Look at every line below and count those containing "Schluss". Answer with the number only.
---------- Records shown ----------
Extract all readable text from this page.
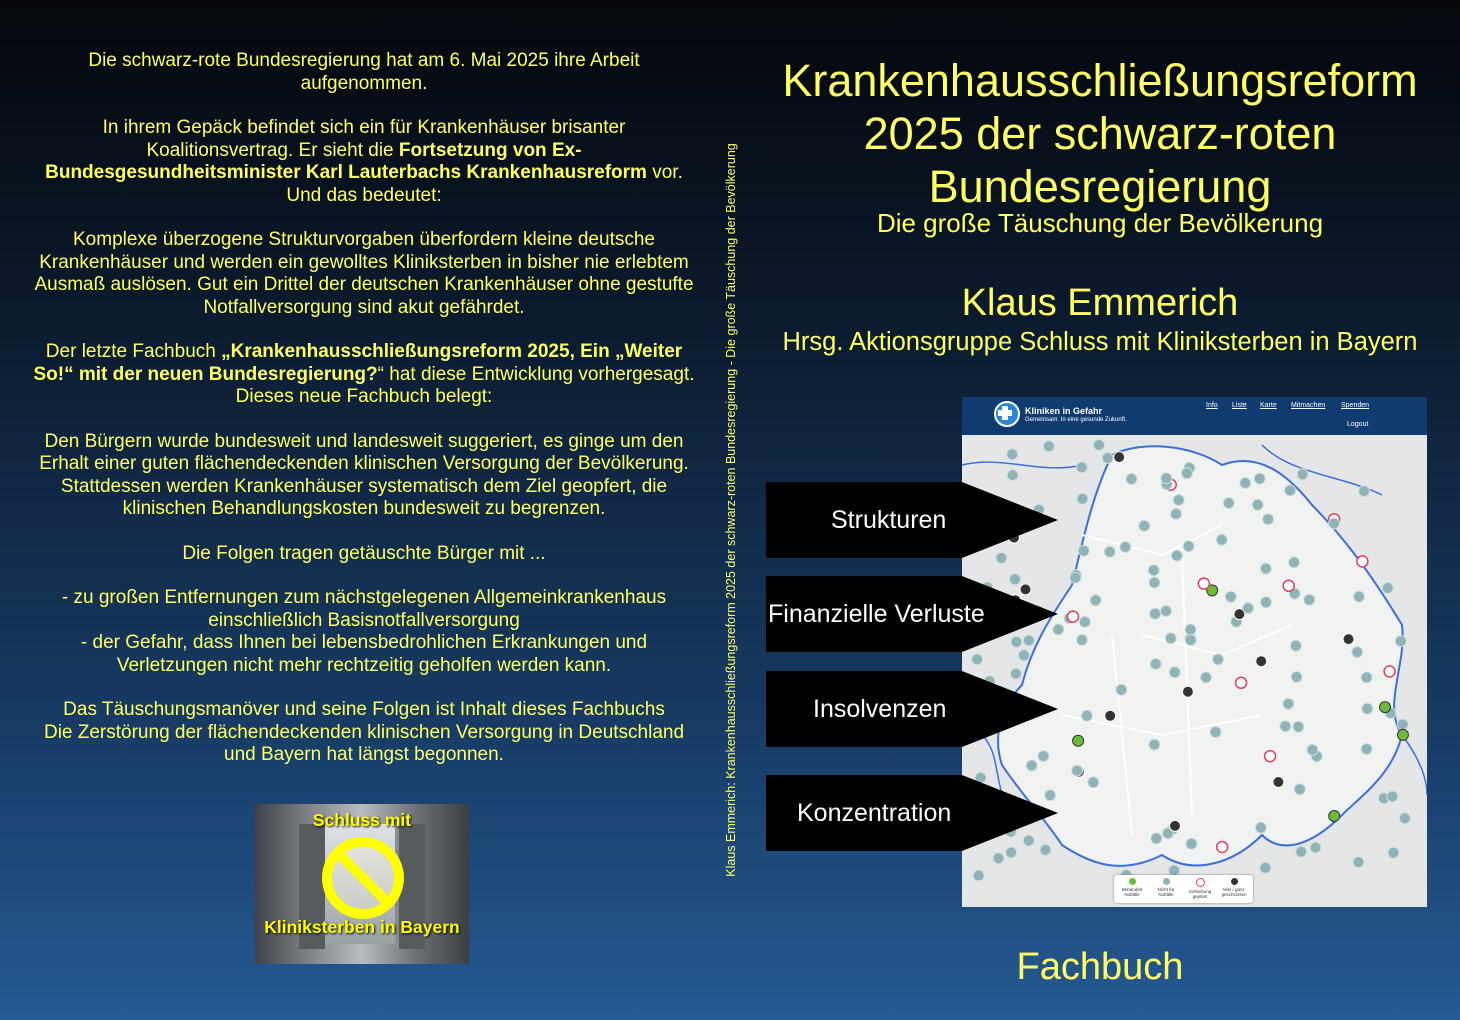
Die schwarz-rote Bundesregierung hat am 6. Mai 2025 ihre Arbeit aufgenommen.

In ihrem Gepäck befindet sich ein für Krankenhäuser brisanter Koalitionsvertrag. Er sieht die Fortsetzung von Ex-Bundesgesundheitsminister Karl Lauterbachs Krankenhausreform vor. Und das bedeutet:

Komplexe überzogene Strukturvorgaben überfordern kleine deutsche Krankenhäuser und werden ein gewolltes Kliniksterben in bisher nie erlebtem Ausmaß auslösen. Gut ein Drittel der deutschen Krankenhäuser ohne gestufte Notfallversorgung sind akut gefährdet.

Der letzte Fachbuch „Krankenhausschließungsreform 2025, Ein „Weiter So!“ mit der neuen Bundesregierung?“ hat diese Entwicklung vorhergesagt. Dieses neue Fachbuch belegt:

Den Bürgern wurde bundesweit und landesweit suggeriert, es ginge um den Erhalt einer guten flächendeckenden klinischen Versorgung der Bevölkerung. Stattdessen werden Krankenhäuser systematisch dem Ziel geopfert, die klinischen Behandlungskosten bundesweit zu begrenzen.

Die Folgen tragen getäuschte Bürger mit ...

- zu großen Entfernungen zum nächstgelegenen Allgemeinkrankenhaus einschließlich Basisnotfallversorgung
- der Gefahr, dass Ihnen bei lebensbedrohlichen Erkrankungen und Verletzungen nicht mehr rechtzeitig geholfen werden kann.

Das Täuschungsmanöver und seine Folgen ist Inhalt dieses Fachbuchs
Die Zerstörung der flächendeckenden klinischen Versorgung in Deutschland und Bayern hat längst begonnen.

Schluss mit
Kliniksterben in Bayern
Klaus Emmerich: Krankenhausschließungsreform 2025 der schwarz-roten Bundesregierung - Die große Täuschung der Bevölkerung
Krankenhausschließungsreform
2025 der schwarz-roten
Bundesregierung
Die große Täuschung der Bevölkerung
Klaus Emmerich
Hrsg. Aktionsgruppe Schluss mit Kliniksterben in Bayern
Kliniken in Gefahr
Gemeinsam. In eine gesunde Zukunft.
Info Liste Karte Mitmachen Spenden
Logout
Behandelt Notfälle
Nicht für Notfälle
Schließung geplant
teils / ganz geschlossen
Strukturen
Finanzielle Verluste
Insolvenzen
Konzentration
Fachbuch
----------
### Problem solution
2